• [EXERCISE DIRECTIONS]:
Keep only the lines of the listing that include the word "file", and copy them.

(Source records)
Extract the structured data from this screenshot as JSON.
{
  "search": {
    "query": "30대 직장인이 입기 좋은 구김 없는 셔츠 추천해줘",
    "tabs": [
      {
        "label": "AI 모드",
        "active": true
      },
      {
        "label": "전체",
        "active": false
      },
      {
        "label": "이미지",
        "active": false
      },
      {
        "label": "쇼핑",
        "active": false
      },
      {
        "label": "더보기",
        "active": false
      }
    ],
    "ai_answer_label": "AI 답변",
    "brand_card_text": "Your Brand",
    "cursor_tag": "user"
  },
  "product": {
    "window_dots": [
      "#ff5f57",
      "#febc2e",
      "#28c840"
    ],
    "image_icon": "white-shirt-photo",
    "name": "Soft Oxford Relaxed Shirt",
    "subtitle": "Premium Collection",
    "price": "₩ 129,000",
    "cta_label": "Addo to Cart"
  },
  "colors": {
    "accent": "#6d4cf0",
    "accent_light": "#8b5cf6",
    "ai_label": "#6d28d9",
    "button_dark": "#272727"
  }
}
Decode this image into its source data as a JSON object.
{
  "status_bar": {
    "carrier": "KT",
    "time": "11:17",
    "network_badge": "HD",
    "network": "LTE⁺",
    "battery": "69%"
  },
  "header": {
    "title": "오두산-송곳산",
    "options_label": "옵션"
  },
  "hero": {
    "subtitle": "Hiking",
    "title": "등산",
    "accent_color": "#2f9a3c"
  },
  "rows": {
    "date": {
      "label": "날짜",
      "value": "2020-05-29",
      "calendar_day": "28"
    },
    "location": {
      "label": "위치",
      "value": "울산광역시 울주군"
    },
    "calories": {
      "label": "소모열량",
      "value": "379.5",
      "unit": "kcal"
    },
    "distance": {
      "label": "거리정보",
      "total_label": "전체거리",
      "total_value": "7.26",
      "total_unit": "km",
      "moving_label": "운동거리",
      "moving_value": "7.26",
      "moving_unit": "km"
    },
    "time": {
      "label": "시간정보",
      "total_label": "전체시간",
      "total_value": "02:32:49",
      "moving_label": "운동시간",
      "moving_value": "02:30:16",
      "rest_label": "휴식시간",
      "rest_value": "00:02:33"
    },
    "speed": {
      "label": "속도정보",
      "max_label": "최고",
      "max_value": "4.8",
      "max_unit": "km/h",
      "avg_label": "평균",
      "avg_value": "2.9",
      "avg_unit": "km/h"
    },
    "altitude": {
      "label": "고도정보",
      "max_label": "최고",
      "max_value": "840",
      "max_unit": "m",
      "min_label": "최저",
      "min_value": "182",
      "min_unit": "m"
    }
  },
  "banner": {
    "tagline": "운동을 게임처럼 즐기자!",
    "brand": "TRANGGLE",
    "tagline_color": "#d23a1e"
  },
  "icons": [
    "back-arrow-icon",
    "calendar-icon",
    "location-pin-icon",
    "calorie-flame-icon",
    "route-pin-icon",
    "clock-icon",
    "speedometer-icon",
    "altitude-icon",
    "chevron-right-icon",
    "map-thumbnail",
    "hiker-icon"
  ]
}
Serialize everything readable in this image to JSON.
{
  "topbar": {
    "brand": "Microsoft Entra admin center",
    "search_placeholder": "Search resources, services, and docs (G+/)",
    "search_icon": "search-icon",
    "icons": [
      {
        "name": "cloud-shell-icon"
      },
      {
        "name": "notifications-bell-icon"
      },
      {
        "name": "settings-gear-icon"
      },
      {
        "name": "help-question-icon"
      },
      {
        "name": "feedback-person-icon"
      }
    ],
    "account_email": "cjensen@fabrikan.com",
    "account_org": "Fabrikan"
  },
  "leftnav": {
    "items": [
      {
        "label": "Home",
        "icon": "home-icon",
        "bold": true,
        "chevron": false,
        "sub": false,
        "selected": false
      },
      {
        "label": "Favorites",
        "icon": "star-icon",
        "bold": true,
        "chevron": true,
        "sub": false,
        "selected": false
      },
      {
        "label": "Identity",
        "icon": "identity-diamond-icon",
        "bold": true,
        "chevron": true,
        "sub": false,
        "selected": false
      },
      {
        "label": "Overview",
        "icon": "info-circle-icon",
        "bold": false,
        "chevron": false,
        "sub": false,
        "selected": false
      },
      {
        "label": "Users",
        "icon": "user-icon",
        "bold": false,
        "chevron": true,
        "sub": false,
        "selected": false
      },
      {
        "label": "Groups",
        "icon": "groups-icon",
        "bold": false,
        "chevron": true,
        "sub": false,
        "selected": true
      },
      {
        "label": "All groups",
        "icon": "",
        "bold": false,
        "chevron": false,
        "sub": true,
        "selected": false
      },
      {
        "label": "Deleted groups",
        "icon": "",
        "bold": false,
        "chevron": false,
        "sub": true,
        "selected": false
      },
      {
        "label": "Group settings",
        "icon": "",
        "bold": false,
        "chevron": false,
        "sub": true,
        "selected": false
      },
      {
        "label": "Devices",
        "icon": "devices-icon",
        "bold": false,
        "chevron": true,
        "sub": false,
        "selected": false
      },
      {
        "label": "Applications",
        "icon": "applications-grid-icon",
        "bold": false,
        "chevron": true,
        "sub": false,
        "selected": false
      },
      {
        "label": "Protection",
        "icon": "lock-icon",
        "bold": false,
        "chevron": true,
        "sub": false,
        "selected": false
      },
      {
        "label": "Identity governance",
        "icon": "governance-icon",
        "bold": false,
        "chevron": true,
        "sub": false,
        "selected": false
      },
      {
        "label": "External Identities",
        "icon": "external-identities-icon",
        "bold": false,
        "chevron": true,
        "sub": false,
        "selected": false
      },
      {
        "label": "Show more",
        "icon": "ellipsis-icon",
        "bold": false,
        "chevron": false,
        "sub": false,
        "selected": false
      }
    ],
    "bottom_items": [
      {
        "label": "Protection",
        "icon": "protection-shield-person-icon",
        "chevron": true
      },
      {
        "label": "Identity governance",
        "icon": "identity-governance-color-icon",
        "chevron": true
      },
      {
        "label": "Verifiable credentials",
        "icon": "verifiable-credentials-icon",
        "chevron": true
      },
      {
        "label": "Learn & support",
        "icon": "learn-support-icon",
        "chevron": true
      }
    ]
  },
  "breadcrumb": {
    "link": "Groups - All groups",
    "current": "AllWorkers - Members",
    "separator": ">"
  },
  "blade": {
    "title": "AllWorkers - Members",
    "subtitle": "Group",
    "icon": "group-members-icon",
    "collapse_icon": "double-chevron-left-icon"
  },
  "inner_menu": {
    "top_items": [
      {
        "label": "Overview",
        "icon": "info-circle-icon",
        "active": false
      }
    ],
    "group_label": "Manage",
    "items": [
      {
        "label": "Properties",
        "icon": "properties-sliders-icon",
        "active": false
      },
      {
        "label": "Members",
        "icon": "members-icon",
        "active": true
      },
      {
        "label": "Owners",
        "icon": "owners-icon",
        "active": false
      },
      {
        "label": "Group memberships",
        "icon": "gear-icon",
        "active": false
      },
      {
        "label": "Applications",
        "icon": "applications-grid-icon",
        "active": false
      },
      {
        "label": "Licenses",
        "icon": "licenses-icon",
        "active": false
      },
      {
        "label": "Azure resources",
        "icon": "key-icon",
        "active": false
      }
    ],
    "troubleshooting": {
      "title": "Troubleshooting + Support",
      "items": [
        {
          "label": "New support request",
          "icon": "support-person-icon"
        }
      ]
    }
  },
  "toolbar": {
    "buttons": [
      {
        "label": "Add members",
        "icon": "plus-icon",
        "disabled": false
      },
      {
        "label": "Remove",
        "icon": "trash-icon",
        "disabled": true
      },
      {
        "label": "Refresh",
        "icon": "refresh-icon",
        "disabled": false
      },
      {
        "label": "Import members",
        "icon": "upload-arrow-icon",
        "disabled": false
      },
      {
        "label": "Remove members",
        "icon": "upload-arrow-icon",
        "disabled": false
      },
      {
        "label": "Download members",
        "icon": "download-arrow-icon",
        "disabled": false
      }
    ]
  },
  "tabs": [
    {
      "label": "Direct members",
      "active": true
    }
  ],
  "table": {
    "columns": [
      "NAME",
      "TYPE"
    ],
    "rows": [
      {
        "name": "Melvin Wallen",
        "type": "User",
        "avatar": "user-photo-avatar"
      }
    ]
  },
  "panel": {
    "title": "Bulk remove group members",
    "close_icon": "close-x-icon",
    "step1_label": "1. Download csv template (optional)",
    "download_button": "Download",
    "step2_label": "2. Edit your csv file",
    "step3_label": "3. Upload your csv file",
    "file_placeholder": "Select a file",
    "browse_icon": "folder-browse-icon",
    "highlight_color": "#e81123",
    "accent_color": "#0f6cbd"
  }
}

• [TASK OUTPUT]:
    "step2_label": "2. Edit your csv file",
    "step3_label": "3. Upload your csv file",
    "file_placeholder": "Select a file",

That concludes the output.